PROBLEMA POSTO A
Per favore, riscrivi in forma di elenco il paragrafo del documento sulle feste tradizionali in Friuli che comincia con «In tutto il Friuli i bambini», conservandone i fatti principali.
==== DOCUMENTO DI ORIGINE ====
FESTE TRADIZIONALI IN FRIULI (Fiestis tradisionâlis in Friûl)

COLEDA

Cicigolis (Pulfero), mattina del 31 dicembre 1977
Dal pajù (poggiolo) le padrone versano i loro doni
In tutto il Friuli i bambini facevano il giro augurale di questua al mattino di Capodanno: vedere in quel giorno per primo un bambino o un uomo era di buon auspicio; non altrettanto vedere una donna, sempre intendendo di persone estranee alla famiglia ed allo stretto vicinato.

“Buona mano” era detta l’offerta e ciò è già molto significativo (anche sul piano magico).
Nella nostra Slavia, tutto l’arco dei Dodici Giorni era utile per le questue (naturalmente anche i Ss. Innocenti).
Ad esempio, a Masarolis, a Natale questuavano i bambini, a Capodanno i giovani, all’Epifania … i vedovi!
====
PROBLEMA POSTO B
Conta le righe dei record in cui compare la stringa "series", distinguendo tra maiuscole e minuscole. Indica soltanto il numero.
==== RECORD FORNITI ====
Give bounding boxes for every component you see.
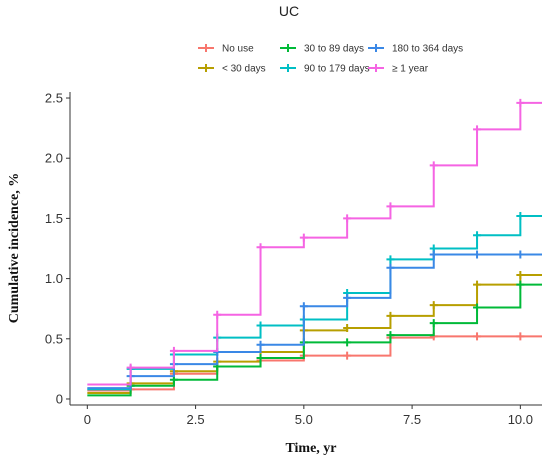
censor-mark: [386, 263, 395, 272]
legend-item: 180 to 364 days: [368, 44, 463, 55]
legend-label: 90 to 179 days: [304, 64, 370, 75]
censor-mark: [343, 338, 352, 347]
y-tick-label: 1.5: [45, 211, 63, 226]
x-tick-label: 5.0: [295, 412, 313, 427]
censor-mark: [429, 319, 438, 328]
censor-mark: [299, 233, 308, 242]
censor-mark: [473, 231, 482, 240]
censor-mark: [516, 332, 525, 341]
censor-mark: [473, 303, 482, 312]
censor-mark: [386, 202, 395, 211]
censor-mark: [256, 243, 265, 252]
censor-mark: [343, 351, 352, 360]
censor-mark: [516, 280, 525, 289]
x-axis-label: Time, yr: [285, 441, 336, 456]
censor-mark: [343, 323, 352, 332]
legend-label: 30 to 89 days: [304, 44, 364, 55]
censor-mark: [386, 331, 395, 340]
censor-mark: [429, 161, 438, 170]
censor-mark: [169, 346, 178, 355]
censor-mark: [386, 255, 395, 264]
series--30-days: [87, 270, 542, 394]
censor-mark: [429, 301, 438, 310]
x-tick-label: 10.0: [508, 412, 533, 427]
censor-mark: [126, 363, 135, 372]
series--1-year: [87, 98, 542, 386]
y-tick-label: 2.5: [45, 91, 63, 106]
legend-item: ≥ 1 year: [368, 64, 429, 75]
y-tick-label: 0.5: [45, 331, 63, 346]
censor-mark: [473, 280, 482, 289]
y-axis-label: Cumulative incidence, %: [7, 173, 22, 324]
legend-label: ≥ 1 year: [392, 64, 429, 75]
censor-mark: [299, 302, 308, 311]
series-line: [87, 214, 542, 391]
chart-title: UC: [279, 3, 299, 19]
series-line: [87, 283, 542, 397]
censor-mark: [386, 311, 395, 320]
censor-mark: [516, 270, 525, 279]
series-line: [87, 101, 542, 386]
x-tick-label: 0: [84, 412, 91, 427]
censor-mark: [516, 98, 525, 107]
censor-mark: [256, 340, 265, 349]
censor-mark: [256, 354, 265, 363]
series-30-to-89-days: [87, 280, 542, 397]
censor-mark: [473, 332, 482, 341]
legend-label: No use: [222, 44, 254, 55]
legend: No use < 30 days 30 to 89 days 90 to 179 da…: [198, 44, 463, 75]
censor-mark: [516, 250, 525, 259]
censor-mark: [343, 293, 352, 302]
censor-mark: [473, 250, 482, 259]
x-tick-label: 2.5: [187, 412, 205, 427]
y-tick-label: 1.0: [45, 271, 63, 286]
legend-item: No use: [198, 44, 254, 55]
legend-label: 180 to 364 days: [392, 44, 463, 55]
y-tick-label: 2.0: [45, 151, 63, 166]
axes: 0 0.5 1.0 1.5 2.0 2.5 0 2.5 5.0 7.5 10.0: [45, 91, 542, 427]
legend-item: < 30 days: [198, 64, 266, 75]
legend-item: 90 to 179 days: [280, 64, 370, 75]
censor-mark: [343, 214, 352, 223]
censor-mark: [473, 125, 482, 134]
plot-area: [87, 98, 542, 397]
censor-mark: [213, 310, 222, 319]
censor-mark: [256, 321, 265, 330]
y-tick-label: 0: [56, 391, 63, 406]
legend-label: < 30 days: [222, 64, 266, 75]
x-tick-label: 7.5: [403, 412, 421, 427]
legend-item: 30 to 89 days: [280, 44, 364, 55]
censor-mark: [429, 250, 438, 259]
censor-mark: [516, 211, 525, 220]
====
RISPOSTA AL COMPITO A
- In tutto il Friuli, al mattino di Capodanno, i bambini facevano il giro augurale di questua.
- Vedere per primo, in quel giorno, un bambino o un uomo era di buon auspicio.
- Vedere per prima una donna non portava lo stesso buon auspicio.
- Questo valeva per le persone estranee alla famiglia e allo stretto vicinato.

RISPOSTA AL COMPITO B
6